- _DIRECTION_
Find the line that contains "Convert this screenshot" and print it and every line after it, exactly, please.

── EXTRACTED DATA

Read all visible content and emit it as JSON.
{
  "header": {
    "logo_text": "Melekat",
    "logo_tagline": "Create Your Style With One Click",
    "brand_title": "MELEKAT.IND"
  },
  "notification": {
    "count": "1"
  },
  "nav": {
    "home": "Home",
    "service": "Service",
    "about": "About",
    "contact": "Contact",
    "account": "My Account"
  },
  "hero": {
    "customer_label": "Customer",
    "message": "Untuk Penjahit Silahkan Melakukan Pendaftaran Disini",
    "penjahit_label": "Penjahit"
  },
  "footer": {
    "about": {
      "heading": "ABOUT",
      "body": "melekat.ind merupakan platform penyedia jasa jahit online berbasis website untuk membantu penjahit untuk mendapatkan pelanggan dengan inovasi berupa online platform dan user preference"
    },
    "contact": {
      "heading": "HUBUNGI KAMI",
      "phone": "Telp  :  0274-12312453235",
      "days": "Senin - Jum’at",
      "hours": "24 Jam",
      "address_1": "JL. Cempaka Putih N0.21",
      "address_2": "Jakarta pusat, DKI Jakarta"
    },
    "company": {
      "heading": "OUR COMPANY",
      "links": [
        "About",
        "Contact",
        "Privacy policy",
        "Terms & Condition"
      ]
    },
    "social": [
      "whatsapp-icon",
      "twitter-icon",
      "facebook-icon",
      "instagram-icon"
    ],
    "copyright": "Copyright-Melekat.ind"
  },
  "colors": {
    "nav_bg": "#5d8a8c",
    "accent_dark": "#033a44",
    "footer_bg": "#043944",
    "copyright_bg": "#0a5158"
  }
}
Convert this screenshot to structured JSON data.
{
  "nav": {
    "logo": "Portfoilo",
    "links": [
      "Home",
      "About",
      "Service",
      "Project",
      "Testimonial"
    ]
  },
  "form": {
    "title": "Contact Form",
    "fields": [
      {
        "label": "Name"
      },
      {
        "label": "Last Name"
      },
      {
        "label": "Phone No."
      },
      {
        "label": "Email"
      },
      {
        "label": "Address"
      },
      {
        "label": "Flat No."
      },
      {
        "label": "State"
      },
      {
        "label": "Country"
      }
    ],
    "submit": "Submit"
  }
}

────

- _REPLY_
Convert this screenshot to structured JSON data.
{
  "nav": {
    "logo": "Portfoilo",
    "links": [
      "Home",
      "About",
      "Service",
      "Project",
      "Testimonial"
    ]
  },
  "form": {
    "title": "Contact Form",
    "fields": [
      {
        "label": "Name"
      },
      {
        "label": "Last Name"
      },
      {
        "label": "Phone No."
      },
      {
        "label": "Email"
      },
      {
        "label": "Address"
      },
      {
        "label": "Flat No."
      },
      {
        "label": "State"
      },
      {
        "label": "Country"
      }
    ],
    "submit": "Submit"
  }
}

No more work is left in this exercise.